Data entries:
>> Begin

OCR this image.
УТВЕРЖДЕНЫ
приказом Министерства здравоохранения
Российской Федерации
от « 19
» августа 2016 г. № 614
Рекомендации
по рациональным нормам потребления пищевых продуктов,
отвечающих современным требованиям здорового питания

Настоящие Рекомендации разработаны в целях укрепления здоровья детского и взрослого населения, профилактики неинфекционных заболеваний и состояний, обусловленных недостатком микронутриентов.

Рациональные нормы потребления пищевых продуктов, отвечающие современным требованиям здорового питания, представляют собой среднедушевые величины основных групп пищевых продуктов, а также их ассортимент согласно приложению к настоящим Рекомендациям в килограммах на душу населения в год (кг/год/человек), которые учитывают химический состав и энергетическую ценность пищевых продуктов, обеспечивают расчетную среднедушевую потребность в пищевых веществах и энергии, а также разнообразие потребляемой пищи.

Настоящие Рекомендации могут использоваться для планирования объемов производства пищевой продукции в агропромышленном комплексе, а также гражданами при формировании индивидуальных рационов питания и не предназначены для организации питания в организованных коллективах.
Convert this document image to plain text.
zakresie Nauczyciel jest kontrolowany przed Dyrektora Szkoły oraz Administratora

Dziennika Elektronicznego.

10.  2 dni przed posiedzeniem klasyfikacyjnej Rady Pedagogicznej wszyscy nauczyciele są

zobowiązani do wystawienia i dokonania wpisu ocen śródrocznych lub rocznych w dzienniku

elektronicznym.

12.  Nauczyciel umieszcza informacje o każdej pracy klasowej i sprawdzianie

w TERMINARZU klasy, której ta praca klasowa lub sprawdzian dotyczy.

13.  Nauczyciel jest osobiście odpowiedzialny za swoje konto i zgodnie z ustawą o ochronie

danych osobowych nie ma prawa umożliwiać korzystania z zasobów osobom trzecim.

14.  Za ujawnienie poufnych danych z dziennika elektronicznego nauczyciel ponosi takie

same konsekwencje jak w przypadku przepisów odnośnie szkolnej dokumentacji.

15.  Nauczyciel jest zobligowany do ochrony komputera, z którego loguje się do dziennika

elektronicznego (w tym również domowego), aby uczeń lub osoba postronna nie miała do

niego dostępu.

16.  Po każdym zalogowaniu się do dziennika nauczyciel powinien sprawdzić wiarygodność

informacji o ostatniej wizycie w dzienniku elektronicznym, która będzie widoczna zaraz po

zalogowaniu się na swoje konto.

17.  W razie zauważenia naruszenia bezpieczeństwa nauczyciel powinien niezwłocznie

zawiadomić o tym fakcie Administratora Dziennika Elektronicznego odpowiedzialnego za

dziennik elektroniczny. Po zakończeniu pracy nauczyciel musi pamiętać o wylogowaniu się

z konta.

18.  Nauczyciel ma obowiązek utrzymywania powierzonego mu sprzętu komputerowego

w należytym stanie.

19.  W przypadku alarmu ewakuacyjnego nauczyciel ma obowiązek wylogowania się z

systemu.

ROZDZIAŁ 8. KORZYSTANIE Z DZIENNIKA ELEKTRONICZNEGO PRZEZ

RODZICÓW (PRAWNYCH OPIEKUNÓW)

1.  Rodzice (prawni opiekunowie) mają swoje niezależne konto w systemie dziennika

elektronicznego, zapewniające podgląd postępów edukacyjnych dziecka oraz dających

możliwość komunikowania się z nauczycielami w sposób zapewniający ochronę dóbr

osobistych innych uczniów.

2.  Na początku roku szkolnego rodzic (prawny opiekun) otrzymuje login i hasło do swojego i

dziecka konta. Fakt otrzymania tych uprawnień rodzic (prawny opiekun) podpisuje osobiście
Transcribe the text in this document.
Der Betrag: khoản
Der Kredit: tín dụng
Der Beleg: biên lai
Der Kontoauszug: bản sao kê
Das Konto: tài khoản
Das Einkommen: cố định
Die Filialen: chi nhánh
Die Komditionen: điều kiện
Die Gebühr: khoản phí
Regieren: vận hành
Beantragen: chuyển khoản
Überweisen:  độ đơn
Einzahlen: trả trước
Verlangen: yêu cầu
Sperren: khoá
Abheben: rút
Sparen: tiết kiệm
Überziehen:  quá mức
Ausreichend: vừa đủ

>> End

▶ _The task_: Review the material and copy each line in which the word "населения" appears.

▶ _Written solution_:
Настоящие Рекомендации разработаны в целях укрепления здоровья детского и взрослого населения, профилактики неинфекционных заболеваний и состояний, обусловленных недостатком микронутриентов.
Рациональные нормы потребления пищевых продуктов, отвечающие современным требованиям здорового питания, представляют собой среднедушевые величины основных групп пищевых продуктов, а также их ассортимент согласно приложению к настоящим Рекомендациям в килограммах на душу населения в год (кг/год/человек), которые учитывают химический состав и энергетическую ценность пищевых продуктов, обеспечивают расчетную среднедушевую потребность в пищевых веществах и энергии, а также разнообразие потребляемой пищи.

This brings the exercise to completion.